-------- Data section

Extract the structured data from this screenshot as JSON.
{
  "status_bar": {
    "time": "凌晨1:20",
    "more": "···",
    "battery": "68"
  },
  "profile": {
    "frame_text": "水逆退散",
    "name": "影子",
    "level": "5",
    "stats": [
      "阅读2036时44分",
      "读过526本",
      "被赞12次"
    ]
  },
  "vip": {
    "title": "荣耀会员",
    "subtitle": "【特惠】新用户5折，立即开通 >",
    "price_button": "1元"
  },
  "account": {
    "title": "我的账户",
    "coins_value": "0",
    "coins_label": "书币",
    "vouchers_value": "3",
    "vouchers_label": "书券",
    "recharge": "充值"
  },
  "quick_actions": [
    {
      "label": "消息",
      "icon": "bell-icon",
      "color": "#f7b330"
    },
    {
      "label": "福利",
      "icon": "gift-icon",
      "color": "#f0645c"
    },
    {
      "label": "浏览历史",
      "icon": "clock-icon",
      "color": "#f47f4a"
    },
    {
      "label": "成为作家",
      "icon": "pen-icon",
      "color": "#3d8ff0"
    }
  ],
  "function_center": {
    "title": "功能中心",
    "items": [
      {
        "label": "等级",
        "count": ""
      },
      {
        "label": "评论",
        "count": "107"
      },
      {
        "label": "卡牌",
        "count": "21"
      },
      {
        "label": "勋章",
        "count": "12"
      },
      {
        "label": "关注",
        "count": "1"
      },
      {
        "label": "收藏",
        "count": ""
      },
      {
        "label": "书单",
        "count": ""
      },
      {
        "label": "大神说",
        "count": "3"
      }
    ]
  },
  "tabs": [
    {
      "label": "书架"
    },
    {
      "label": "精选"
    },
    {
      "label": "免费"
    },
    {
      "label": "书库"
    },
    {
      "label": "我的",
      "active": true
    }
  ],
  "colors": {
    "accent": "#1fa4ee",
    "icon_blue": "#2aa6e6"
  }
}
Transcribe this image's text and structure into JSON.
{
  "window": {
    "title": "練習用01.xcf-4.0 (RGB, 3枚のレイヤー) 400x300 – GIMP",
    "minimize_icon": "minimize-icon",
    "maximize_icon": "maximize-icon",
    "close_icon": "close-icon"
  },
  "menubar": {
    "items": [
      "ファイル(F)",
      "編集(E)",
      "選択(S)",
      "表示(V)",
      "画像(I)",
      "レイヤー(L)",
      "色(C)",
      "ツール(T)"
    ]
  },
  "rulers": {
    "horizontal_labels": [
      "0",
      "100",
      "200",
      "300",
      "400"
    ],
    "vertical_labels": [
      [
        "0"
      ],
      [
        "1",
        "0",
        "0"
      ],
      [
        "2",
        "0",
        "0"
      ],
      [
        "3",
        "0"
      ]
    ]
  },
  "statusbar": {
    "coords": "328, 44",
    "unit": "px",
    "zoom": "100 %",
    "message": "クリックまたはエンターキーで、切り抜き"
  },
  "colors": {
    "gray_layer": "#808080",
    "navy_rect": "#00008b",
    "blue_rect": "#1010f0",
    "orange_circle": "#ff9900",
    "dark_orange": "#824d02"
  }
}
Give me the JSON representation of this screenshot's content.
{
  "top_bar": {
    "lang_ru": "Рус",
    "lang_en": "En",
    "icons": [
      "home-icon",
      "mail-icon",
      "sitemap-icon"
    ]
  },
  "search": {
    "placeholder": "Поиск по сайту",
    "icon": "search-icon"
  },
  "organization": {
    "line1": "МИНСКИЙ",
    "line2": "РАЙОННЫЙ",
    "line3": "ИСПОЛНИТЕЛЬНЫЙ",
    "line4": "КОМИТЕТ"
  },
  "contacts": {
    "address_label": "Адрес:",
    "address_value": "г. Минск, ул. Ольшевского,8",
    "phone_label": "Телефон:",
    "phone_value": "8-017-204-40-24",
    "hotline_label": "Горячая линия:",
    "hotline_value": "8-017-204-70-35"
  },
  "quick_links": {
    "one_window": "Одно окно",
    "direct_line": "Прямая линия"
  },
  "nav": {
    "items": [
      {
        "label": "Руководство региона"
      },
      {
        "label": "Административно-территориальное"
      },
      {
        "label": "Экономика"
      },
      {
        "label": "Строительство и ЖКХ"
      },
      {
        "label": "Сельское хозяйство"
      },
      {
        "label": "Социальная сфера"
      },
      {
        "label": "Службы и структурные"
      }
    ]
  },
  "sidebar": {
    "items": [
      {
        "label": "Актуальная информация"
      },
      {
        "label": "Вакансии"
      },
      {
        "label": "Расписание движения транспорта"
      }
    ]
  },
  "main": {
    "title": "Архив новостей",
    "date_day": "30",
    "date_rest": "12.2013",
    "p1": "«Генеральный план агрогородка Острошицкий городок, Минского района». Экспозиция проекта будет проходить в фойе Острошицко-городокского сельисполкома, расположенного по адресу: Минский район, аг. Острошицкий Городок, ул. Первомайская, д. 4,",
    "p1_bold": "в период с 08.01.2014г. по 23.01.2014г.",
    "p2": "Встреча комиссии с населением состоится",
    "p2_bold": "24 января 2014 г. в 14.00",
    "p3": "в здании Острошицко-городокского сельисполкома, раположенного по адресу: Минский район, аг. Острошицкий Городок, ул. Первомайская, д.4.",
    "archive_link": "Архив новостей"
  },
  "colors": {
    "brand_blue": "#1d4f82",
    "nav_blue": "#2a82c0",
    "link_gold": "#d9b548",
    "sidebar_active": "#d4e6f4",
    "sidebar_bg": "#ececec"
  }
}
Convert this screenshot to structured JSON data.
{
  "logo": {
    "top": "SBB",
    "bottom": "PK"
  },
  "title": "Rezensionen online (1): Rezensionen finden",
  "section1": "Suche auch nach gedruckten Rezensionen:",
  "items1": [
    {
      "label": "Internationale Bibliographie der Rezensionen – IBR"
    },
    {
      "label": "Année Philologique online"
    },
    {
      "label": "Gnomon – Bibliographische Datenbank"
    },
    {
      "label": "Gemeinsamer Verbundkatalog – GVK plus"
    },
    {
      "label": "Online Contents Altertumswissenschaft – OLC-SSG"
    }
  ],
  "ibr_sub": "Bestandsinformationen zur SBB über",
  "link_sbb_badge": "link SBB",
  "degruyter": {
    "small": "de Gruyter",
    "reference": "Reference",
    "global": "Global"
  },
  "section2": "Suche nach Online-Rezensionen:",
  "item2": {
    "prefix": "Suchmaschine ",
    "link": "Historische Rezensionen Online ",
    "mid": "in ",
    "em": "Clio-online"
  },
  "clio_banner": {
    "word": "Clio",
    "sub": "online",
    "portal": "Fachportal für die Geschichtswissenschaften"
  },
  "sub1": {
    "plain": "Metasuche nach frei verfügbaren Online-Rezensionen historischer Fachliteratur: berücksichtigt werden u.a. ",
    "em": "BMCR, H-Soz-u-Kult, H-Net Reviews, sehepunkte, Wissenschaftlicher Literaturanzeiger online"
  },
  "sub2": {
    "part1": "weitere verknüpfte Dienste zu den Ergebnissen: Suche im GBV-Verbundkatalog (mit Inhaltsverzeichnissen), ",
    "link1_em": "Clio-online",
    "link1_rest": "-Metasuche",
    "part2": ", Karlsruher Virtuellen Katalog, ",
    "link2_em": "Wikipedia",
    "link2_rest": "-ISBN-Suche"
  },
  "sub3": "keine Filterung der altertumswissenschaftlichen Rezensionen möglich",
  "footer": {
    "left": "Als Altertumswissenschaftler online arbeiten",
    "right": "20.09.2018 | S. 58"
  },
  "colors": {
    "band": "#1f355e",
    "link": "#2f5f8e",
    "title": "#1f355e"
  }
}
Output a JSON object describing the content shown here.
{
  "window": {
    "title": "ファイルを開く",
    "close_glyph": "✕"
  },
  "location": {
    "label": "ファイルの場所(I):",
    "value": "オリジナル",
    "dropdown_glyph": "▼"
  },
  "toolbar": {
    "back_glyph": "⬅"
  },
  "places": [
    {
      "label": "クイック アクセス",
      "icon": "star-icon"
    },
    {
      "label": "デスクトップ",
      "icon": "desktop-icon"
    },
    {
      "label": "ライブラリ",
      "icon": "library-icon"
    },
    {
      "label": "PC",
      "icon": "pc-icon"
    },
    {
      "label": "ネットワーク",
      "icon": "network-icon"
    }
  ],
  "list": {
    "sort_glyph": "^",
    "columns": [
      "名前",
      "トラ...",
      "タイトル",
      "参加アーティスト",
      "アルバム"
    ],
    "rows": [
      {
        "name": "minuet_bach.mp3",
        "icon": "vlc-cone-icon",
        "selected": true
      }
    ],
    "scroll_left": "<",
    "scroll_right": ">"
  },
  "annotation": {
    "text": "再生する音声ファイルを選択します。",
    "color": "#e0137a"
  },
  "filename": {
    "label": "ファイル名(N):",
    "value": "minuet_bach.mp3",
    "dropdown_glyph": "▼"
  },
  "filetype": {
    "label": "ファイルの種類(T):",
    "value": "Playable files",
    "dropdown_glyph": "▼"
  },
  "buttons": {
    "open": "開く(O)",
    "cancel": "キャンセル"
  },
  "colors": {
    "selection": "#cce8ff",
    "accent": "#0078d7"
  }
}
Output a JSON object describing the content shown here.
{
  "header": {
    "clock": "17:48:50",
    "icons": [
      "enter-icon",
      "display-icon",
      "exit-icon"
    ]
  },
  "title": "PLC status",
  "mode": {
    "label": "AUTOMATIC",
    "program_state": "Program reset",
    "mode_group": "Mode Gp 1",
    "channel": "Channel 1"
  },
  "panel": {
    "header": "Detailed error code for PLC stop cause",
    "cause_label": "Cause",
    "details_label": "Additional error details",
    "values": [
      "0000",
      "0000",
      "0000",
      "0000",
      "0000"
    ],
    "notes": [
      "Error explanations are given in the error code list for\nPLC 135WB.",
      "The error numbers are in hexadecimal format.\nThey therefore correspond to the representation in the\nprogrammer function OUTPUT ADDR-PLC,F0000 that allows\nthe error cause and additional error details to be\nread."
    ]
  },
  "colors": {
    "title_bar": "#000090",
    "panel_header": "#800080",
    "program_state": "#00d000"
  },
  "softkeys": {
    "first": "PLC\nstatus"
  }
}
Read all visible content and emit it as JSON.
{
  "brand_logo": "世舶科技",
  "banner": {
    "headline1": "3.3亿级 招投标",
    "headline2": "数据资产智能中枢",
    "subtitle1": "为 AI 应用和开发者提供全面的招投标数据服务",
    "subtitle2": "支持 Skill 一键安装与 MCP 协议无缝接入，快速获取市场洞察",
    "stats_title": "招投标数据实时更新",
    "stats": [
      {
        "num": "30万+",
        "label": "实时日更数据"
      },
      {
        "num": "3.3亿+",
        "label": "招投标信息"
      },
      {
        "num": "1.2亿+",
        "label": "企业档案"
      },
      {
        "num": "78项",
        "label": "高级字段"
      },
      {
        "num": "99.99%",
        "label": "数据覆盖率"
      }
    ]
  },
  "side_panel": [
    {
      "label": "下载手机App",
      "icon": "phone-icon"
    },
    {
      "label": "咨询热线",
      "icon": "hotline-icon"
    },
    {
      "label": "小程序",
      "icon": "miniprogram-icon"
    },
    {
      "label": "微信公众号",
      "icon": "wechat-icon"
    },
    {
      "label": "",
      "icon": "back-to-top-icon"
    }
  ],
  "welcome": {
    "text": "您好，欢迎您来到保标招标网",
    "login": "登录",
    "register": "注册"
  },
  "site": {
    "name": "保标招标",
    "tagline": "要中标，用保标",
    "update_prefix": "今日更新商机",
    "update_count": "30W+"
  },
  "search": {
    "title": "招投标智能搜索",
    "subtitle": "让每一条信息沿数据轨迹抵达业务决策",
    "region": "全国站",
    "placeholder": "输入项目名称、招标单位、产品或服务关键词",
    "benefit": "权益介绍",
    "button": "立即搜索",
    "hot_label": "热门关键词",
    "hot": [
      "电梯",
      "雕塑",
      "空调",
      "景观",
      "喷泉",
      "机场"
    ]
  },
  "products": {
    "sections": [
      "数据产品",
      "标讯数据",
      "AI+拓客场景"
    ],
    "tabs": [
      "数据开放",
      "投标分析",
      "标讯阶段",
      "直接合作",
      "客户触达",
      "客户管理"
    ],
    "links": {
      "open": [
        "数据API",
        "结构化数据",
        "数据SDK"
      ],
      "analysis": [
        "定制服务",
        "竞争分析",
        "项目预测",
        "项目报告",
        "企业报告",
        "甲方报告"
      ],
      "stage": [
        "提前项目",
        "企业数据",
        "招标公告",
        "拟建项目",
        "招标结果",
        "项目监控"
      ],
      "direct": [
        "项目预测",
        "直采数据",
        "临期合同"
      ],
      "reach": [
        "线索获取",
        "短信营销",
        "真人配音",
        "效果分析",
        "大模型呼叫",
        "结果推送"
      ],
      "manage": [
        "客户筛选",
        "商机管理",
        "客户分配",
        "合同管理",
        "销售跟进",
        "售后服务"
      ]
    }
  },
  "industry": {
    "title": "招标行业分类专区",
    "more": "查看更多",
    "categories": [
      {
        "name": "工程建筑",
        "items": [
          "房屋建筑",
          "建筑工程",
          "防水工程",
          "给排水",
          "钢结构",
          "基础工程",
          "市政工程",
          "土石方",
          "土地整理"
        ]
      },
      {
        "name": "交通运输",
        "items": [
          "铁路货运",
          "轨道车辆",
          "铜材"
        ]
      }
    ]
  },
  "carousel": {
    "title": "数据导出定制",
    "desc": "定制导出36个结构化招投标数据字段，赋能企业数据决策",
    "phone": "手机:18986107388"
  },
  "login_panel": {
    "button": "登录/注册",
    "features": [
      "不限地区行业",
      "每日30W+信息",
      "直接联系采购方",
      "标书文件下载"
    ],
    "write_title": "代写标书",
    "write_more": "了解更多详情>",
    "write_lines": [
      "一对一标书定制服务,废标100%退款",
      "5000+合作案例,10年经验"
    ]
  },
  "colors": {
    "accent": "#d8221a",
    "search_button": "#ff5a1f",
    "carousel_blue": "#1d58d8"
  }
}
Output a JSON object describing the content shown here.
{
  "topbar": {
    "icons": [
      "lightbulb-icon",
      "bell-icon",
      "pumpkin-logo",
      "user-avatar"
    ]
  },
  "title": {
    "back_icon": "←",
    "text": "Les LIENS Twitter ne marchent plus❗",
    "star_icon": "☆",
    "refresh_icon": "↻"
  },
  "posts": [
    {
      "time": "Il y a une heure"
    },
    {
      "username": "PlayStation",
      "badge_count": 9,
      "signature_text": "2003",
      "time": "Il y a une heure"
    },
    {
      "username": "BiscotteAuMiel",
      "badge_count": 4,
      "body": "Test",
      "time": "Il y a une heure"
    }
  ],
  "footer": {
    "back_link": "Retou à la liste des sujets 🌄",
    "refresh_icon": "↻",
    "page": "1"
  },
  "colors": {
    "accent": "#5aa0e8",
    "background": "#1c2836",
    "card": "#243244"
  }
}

----------------

**Objective:** Your answer should be a single number: the count of lines that contain "сельисполкома".

**Response for this exercise:** 2